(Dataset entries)
* start *
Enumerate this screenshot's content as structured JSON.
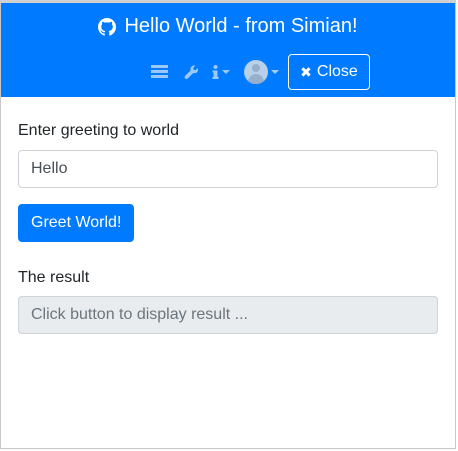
{
  "colors": {
    "header_bg": "#007bff",
    "primary": "#007bff",
    "text": "#212529",
    "readonly_bg": "#e9ecef",
    "placeholder": "#6c757d"
  },
  "header": {
    "title": "Hello World - from Simian!",
    "title_icon": "github-icon",
    "toolbar": {
      "icons": [
        "list-icon",
        "wrench-icon",
        "info-icon",
        "user-avatar-icon"
      ],
      "close_icon": "close-icon",
      "close_label": "Close"
    }
  },
  "form": {
    "greeting_label": "Enter greeting to world",
    "greeting_value": "Hello",
    "greet_button_label": "Greet World!",
    "result_label": "The result",
    "result_placeholder": "Click button to display result ..."
  }
}
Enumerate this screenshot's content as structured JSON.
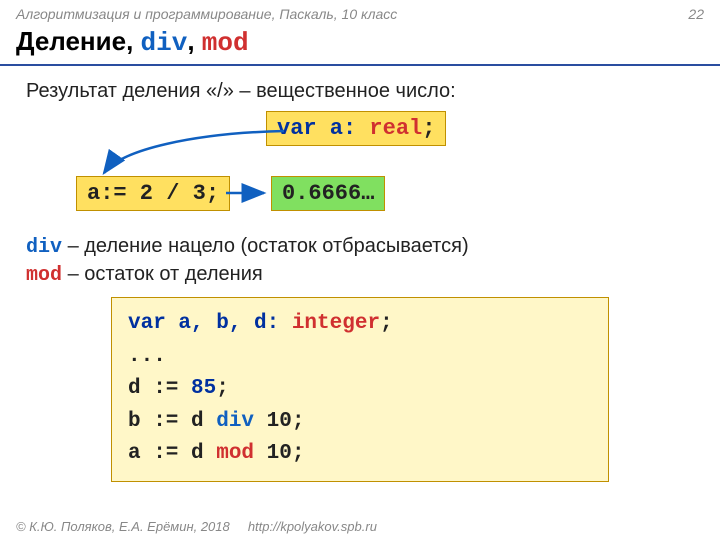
{
  "header": {
    "breadcrumb": "Алгоритмизация и программирование, Паскаль, 10 класс",
    "page": "22"
  },
  "title": {
    "main": "Деление, ",
    "kw1": "div",
    "sep": ", ",
    "kw2": "mod"
  },
  "intro": "Результат деления «/» – вещественное число:",
  "var_decl": {
    "pre": "var a: ",
    "type": "real",
    "post": ";"
  },
  "assign": "a:= 2 / 3;",
  "result": "0.6666…",
  "divline": {
    "kw": "div",
    "text": " – деление нацело (остаток отбрасывается)"
  },
  "modline": {
    "kw": "mod",
    "text": " – остаток от деления"
  },
  "code": {
    "l1a": "var a, b, d: ",
    "l1b": "integer",
    "l1c": ";",
    "l2": "...",
    "l3a": "d := ",
    "l3b": "85",
    "l3c": ";",
    "l4a": "b := d ",
    "l4b": "div",
    "l4c": " 10;",
    "l5a": "a := d ",
    "l5b": "mod",
    "l5c": " 10;"
  },
  "footer": {
    "copyright": "© К.Ю. Поляков, Е.А. Ерёмин, 2018",
    "url": "http://kpolyakov.spb.ru"
  }
}
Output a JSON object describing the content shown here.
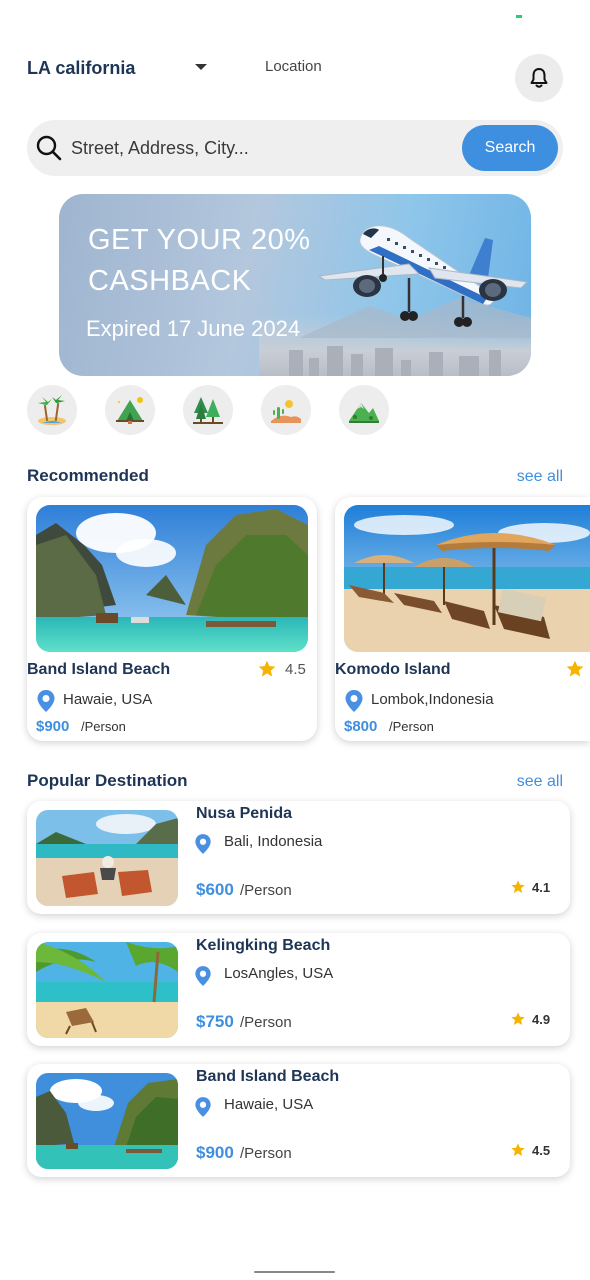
* end *
Repeat each entry above word for word, leaving every picture out.

Enumerate this screenshot's content as structured JSON.
{
  "colors": {
    "header_bg": "#007bff",
    "primary": "#007bff",
    "text": "#212529",
    "readonly_bg": "#e9ecef",
    "placeholder": "#6c757d"
  },
  "header": {
    "title": "Hello World - from Simian!",
    "title_icon": "github-icon",
    "toolbar": {
      "icons": [
        "list-icon",
        "wrench-icon",
        "info-icon",
        "user-avatar-icon"
      ],
      "close_icon": "close-icon",
      "close_label": "Close"
    }
  },
  "form": {
    "greeting_label": "Enter greeting to world",
    "greeting_value": "Hello",
    "greet_button_label": "Greet World!",
    "result_label": "The result",
    "result_placeholder": "Click button to display result ..."
  }
}
Enumerate this screenshot's content as structured JSON.
{
  "header": {
    "breadcrumb": "Алгоритмизация и программирование, Паскаль, 10 класс",
    "page": "22"
  },
  "title": {
    "main": "Деление, ",
    "kw1": "div",
    "sep": ", ",
    "kw2": "mod"
  },
  "intro": "Результат деления «/» – вещественное число:",
  "var_decl": {
    "pre": "var a: ",
    "type": "real",
    "post": ";"
  },
  "assign": "a:= 2 / 3;",
  "result": "0.6666…",
  "divline": {
    "kw": "div",
    "text": " – деление нацело (остаток отбрасывается)"
  },
  "modline": {
    "kw": "mod",
    "text": " – остаток от деления"
  },
  "code": {
    "l1a": "var a, b, d: ",
    "l1b": "integer",
    "l1c": ";",
    "l2": "...",
    "l3a": "d := ",
    "l3b": "85",
    "l3c": ";",
    "l4a": "b := d ",
    "l4b": "div",
    "l4c": " 10;",
    "l5a": "a := d ",
    "l5b": "mod",
    "l5c": " 10;"
  },
  "footer": {
    "copyright": "© К.Ю. Поляков, Е.А. Ерёмин, 2018",
    "url": "http://kpolyakov.spb.ru"
  }
}
Output a JSON object describing the content shown here.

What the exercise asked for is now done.